[Required work]
Locate all lines with the word "SDTVAR" and copy them out.

[BEGIN Available data]

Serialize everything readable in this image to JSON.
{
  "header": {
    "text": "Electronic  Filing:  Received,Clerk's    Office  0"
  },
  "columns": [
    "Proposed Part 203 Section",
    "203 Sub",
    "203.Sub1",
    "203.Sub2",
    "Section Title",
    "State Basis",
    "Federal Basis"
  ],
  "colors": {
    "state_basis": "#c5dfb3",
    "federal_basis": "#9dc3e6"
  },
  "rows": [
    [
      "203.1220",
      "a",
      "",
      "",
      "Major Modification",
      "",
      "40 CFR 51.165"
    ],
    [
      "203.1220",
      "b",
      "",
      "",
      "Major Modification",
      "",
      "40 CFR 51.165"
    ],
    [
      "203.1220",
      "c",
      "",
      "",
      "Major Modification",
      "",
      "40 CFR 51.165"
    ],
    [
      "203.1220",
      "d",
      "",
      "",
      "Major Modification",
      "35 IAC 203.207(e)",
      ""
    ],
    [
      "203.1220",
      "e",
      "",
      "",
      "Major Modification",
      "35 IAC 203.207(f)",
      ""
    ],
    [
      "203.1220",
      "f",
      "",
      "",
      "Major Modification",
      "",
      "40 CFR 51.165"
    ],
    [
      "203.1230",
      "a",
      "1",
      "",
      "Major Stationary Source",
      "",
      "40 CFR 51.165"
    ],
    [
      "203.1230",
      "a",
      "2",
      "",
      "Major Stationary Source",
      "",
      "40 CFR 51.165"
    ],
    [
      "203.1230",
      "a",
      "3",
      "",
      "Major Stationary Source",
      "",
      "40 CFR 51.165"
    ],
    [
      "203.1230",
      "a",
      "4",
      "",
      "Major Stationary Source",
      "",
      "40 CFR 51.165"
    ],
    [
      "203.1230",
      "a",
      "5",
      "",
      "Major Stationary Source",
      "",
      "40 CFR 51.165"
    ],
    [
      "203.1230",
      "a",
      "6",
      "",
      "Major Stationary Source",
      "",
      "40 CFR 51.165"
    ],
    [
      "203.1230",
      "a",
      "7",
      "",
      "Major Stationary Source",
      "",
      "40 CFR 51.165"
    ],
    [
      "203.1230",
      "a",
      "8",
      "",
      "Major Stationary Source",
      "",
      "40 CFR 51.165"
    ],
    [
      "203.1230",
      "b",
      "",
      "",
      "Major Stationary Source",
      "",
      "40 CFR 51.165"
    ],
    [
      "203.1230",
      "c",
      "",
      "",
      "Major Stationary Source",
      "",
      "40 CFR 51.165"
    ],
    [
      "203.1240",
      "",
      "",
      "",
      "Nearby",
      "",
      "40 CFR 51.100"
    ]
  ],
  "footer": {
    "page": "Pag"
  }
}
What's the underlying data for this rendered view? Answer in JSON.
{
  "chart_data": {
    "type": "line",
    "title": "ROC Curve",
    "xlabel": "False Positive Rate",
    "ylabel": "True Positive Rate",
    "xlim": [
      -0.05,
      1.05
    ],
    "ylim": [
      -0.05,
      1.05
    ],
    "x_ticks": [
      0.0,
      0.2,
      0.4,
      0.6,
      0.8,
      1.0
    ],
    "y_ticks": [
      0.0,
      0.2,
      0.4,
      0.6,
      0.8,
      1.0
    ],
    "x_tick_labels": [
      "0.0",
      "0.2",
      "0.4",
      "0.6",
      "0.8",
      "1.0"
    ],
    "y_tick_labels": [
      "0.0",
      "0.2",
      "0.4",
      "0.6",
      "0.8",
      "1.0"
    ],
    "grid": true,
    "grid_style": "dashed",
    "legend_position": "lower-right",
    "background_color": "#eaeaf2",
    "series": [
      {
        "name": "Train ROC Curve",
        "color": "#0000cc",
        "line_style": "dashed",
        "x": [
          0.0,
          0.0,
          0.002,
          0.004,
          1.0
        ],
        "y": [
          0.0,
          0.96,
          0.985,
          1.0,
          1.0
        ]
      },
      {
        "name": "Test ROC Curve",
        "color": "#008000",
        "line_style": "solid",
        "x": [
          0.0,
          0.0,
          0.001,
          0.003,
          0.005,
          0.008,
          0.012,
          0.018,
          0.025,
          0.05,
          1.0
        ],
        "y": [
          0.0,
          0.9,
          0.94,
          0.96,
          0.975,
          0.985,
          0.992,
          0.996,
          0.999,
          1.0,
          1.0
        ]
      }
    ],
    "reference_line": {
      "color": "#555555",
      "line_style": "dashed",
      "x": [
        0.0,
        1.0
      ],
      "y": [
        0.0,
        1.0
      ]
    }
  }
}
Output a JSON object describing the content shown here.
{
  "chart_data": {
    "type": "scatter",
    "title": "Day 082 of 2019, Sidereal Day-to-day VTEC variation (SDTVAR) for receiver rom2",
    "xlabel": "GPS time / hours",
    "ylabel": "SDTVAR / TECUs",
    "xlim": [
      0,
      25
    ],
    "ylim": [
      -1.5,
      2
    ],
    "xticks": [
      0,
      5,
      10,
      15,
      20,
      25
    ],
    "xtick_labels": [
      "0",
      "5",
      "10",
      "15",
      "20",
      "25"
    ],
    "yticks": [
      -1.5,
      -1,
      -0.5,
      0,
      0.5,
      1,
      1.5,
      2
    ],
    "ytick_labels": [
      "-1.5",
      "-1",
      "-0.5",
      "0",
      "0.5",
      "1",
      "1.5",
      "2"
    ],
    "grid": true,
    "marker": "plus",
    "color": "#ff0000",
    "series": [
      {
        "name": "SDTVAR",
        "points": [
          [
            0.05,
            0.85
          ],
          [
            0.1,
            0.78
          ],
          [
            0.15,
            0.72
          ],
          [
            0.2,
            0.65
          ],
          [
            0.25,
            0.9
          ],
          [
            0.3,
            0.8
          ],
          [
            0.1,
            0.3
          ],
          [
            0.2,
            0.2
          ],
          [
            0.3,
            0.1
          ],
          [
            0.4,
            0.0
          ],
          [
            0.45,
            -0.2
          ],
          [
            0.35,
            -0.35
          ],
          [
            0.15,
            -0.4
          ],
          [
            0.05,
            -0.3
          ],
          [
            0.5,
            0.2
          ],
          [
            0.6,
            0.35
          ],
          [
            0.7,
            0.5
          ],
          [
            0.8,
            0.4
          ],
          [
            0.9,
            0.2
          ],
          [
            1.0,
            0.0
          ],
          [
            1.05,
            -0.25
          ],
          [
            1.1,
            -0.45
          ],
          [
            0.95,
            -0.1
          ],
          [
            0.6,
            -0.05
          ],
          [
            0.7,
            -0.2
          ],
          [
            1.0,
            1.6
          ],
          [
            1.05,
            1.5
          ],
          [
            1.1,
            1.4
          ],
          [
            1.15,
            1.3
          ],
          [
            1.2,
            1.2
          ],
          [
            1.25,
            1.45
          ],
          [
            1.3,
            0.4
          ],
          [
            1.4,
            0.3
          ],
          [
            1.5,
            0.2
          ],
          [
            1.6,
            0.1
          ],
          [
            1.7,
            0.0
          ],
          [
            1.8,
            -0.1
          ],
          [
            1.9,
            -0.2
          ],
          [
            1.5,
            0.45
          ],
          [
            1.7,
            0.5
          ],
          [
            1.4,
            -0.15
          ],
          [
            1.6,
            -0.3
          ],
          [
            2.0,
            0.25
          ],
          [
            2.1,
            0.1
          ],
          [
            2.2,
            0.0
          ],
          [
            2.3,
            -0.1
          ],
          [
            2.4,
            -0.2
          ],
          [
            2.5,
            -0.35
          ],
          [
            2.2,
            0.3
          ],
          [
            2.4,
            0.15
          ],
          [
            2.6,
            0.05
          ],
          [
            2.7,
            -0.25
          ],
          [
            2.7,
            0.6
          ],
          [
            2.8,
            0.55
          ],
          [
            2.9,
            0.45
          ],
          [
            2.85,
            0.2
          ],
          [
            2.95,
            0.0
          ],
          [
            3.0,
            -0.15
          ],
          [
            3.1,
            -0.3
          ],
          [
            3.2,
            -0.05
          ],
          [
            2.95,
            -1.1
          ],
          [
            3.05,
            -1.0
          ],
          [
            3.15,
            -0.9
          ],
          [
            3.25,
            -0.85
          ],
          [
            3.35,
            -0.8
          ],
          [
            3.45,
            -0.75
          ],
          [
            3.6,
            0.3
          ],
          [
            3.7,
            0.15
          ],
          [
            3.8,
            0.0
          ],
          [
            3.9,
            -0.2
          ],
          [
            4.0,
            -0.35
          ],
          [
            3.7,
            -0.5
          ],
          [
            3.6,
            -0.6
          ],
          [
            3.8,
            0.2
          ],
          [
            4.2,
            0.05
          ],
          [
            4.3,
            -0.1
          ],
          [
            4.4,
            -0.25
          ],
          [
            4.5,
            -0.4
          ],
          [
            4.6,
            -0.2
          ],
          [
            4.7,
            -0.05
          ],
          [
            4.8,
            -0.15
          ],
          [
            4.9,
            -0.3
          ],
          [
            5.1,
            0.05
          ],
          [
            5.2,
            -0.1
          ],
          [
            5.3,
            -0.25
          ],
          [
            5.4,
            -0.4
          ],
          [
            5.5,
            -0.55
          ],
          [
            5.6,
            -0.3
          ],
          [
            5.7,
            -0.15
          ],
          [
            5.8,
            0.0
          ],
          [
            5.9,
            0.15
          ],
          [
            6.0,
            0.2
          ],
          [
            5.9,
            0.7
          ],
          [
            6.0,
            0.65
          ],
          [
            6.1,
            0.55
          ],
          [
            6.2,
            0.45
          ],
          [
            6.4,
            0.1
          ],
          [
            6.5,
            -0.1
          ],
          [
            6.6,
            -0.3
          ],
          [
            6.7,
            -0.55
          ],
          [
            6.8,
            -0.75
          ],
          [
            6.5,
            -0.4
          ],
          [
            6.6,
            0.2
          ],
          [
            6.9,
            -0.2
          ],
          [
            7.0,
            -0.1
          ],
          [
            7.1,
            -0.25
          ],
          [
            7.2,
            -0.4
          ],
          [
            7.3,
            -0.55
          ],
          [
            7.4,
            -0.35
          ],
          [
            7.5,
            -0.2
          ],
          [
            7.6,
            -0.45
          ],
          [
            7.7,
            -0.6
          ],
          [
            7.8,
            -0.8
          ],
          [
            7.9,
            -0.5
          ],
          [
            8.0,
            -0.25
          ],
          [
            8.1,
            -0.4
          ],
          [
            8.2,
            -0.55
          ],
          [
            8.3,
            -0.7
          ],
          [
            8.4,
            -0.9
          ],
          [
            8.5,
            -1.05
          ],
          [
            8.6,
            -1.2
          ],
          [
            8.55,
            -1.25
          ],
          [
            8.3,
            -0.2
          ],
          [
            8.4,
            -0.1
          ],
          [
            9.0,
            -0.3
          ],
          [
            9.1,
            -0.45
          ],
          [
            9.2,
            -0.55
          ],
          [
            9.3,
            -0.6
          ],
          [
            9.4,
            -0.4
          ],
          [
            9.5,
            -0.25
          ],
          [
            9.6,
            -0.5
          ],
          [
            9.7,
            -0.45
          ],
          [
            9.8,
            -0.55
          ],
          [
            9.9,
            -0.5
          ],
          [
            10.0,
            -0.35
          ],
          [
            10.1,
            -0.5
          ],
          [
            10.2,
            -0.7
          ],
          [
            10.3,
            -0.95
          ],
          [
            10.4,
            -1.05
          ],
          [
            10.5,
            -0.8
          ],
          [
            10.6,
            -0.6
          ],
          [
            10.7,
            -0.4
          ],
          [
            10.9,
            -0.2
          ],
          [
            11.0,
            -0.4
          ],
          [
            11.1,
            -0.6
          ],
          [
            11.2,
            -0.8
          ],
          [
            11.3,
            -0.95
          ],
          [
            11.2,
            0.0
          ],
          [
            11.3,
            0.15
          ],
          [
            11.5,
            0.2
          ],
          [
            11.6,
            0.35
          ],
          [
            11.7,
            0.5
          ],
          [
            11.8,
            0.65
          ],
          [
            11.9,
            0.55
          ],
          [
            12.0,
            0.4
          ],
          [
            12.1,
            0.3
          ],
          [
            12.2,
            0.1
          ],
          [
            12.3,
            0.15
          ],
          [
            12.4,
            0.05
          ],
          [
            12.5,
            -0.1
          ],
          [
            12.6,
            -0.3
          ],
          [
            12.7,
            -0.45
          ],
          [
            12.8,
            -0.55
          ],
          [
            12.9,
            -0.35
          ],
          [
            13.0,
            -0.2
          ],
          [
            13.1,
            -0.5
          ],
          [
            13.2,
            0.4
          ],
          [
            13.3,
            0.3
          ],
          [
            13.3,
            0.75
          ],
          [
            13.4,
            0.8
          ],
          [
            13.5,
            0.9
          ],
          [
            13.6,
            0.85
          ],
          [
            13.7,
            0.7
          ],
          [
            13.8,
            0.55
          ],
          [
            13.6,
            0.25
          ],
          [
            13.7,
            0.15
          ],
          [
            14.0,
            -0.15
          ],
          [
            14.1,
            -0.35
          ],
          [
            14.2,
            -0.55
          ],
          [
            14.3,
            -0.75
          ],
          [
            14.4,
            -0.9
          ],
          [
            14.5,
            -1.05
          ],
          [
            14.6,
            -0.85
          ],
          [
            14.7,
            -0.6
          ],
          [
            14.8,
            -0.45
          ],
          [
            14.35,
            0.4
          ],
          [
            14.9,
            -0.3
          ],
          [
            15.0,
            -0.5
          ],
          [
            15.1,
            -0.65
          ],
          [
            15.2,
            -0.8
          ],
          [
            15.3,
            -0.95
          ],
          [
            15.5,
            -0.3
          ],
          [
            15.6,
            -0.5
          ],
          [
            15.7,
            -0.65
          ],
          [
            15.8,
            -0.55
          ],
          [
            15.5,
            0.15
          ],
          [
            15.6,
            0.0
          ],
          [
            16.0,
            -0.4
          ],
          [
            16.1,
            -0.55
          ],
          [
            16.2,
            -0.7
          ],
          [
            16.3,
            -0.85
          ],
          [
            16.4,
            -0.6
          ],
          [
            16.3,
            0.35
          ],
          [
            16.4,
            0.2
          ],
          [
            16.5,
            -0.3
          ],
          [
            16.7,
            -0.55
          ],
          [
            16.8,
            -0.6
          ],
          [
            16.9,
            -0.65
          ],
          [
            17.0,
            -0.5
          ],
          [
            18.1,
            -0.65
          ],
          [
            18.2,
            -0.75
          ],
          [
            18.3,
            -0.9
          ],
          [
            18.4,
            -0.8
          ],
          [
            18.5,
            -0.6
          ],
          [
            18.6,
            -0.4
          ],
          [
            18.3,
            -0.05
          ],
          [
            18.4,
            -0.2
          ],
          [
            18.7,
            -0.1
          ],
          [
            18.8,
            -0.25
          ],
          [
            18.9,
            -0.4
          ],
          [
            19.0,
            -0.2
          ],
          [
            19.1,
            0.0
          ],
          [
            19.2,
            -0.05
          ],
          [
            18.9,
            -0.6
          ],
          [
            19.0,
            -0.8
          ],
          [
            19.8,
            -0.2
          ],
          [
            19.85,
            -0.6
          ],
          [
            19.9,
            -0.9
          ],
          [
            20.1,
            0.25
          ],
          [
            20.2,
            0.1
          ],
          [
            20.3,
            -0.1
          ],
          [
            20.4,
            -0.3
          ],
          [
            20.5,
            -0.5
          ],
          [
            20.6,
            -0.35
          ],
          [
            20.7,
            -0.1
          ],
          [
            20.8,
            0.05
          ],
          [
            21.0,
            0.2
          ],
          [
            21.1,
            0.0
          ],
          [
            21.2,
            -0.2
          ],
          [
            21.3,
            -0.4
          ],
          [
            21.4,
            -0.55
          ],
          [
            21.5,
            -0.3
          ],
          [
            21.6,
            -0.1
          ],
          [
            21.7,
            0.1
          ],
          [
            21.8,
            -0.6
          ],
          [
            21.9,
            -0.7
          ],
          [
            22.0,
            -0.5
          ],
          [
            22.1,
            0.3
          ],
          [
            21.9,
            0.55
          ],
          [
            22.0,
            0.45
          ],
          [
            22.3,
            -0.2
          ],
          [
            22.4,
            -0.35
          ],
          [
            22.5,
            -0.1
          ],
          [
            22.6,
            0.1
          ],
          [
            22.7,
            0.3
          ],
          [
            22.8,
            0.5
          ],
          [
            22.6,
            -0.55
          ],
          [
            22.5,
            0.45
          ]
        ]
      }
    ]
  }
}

[END Available data]

[Result of this exercise]
    "title": "Day 082 of 2019, Sidereal Day-to-day VTEC variation (SDTVAR) for receiver rom2",
    "ylabel": "SDTVAR / TECUs",
        "name": "SDTVAR",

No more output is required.